| Entries supplied |
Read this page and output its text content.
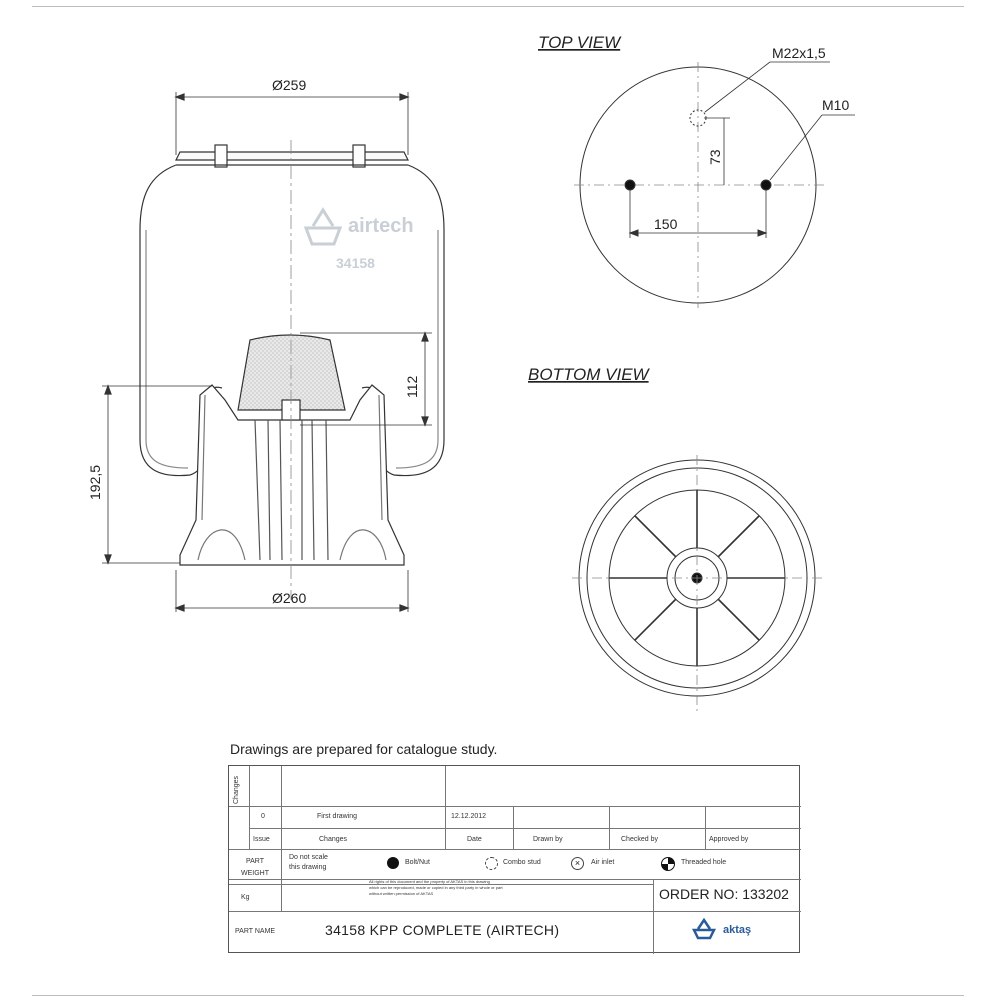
Ø259
Ø260
192,5
112
airtech
34158
TOP VIEW
M22x1,5
M10
73
150
BOTTOM VIEW
Drawings are prepared for catalogue study.
Changes
0	First drawing	12.12.2012
Issue	Changes	Date	Drawn by	Checked by	Approved by
PART WEIGHT
Kg
Do not scale
this drawing
Bolt/Nut	Combo stud	×	Air inlet	Threaded hole
All rights of this document and the property of AKTAS in this drawing
which can be reproduced, made or copied in any third party in whole or part
without written permission of AKTAS	ORDER NO: 133202
PART NAME	34158 KPP COMPLETE (AIRTECH)	aktaş
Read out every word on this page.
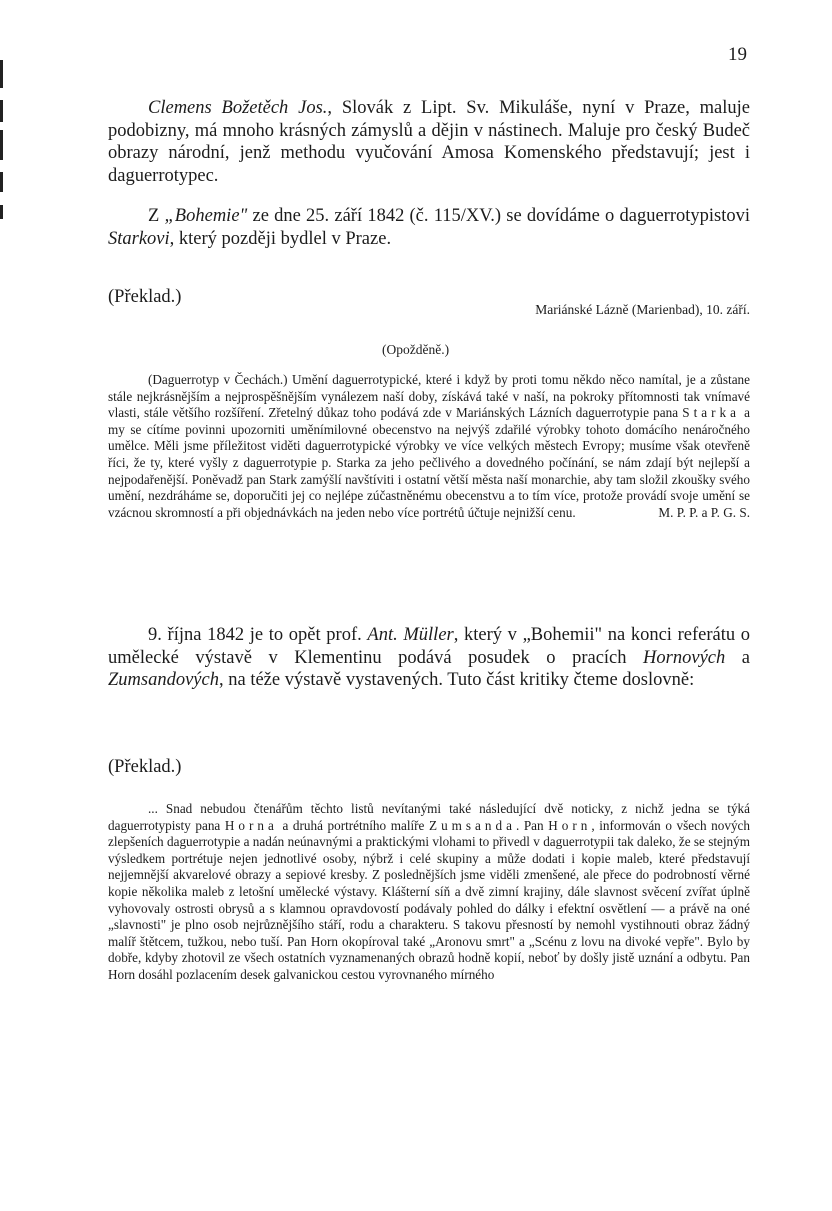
19

Clemens Božetěch Jos., Slovák z Lipt. Sv. Mikuláše, nyní v Praze, maluje podobizny, má mnoho krásných zámyslů a dějin v nástinech. Maluje pro český Budeč obrazy národní, jenž methodu vyučování Amosa Komenského představují; jest i daguerrotypec.

Z „Bohemie" ze dne 25. září 1842 (č. 115/XV.) se dovídáme o daguerrotypistovi Starkovi, který později bydlel v Praze.

(Překlad.)
Mariánské Lázně (Marienbad), 10. září.
(Opožděně.)

(Daguerrotyp v Čechách.) Umění daguerrotypické, které i když by proti tomu někdo něco namítal, je a zůstane stále nejkrásnějším a nejprospěšnějším vynálezem naší doby, získává také v naší, na pokroky přítomnosti tak vnímavé vlasti, stále většího rozšíření. Zřetelný důkaz toho podává zde v Mariánských Lázních daguerrotypie pana Starka a my se cítíme povinni upozorniti uměnímilovné obecenstvo na nejvýš zdařilé výrobky tohoto domácího nenáročného umělce. Měli jsme příležitost viděti daguerrotypické výrobky ve více velkých městech Evropy; musíme však otevřeně říci, že ty, které vyšly z daguerrotypie p. Starka za jeho pečlivého a dovedného počínání, se nám zdají být nejlepší a nejpodařenější. Poněvadž pan Stark zamýšlí navštíviti i ostatní větší města naší monarchie, aby tam složil zkoušky svého umění, nezdráháme se, doporučiti jej co nejlépe zúčastněnému obecenstvu a to tím více, protože provádí svoje umění se vzácnou skromností a při objednávkách na jeden nebo více portrétů účtuje nejnižší cenu.	M. P. P. a P. G. S.

9. října 1842 je to opět prof. Ant. Müller, který v „Bohemii" na konci referátu o umělecké výstavě v Klementinu podává posudek o pracích Hornových a Zumsandových, na téže výstavě vystavených. Tuto část kritiky čteme doslovně:

(Překlad.)

... Snad nebudou čtenářům těchto listů nevítanými také následující dvě noticky, z nichž jedna se týká daguerrotypisty pana Horna a druhá portrétního malíře Zumsanda. Pan Horn, informován o všech nových zlepšeních daguerrotypie a nadán neúnavnými a praktickými vlohami to přivedl v daguerrotypii tak daleko, že se stejným výsledkem portrétuje nejen jednotlivé osoby, nýbrž i celé skupiny a může dodati i kopie maleb, které představují nejjemnější akvarelové obrazy a sepiové kresby. Z posledněјších jsme viděli zmenšené, ale přece do podrobností věrné kopie několika maleb z letošní umělecké výstavy. Klášterní síň a dvě zimní krajiny, dále slavnost svěcení zvířat úplně vyhovovaly ostrosti obrysů a s klamnou opravdovostí podávaly pohled do dálky i efektní osvětlení — a právě na oné „slavnosti" je plno osob nejrůznějšího stáří, rodu a charakteru. S takovu přesností by nemohl vystihnouti obraz žádný malíř štětcem, tužkou, nebo tuší. Pan Horn okopíroval také „Aronovu smrt" a „Scénu z lovu na divoké vepře". Bylo by dobře, kdyby zhotovil ze všech ostatních vyznamenaných obrazů hodně kopií, neboť by došly jistě uznání a odbytu. Pan Horn dosáhl pozlacením desek galvanickou cestou vyrovnaného mírného
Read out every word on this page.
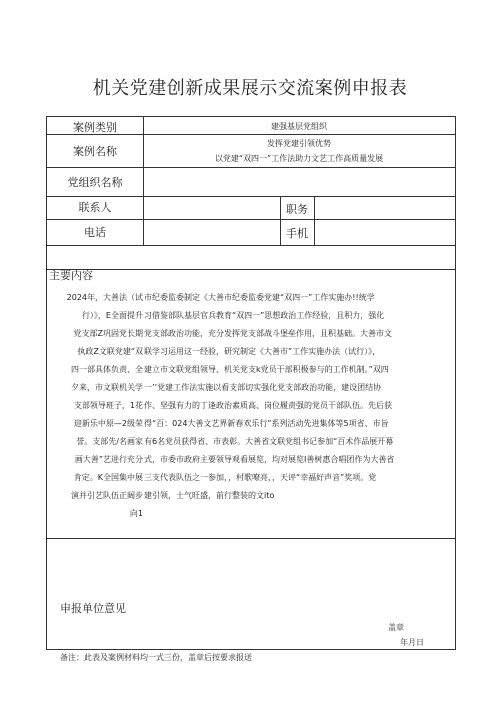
机关党建创新成果展示交流案例申报表
案例类别	建强基层党组织
案例名称
发挥党建引领优势
以党建“双四一”工作法助力文艺工作高质量发展
党组织名称
联系人	职务
电话	手机
主要内容
2024年，大善法（试
行）》，E全面提升
党支部Z巩固党长期
执政Z文联党建“双
四一部具体负责、全
夕来，市文联机关学
支部领导班子，1花
迎新乐中原—2级荣
誉。支部先/名画家
画大善”艺进行充分
肯定。K全国集中展
演并引艺队伍正阔步
向1
市纪委监委制定《大善市纪委监委党建“双四一”工作实施办!!统学
习借鉴部队基层官兵教育“双四一”思想政治工作经验，且积力，强化
党支部政治功能，充分发挥党支部战斗堡垒作用，且积基础。大善市文
联学习运用这一经验，研究制定《大善市”工作实施办法（试行）》，
建立市文联党组领导、机关党支k党员干部积极参与的工作机制。”双四
一’’党建工作法实施以看支部切实强化党支部政治功能，建设团结协
作、坚强有力的丁逢政治素质高、岗位履责强的党员干部队伍。先后获
得“百：024大善文艺界新春欢乐行”系列活动先进集体等5项省、市旨
有6名党员获得省、市表彰。大善省文联党组书记参加“百术作品展开幕
式，市委市政府主要领导观看展览，均对展览I善树惠合唱团作为大善省
三支代表队伍之一参加，，村歌嘹亮，，天评“幸福好声音”奖项。党
建引领，士气旺盛，前行整装的文ito
申报单位意见
盖章
年月日
备注：此表及案例材料均一式三份，盖章后按要求报送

| What to work on |
Using the listing above, state the number of lines that hold "září", with no other text.

| Solution to the exercise |
2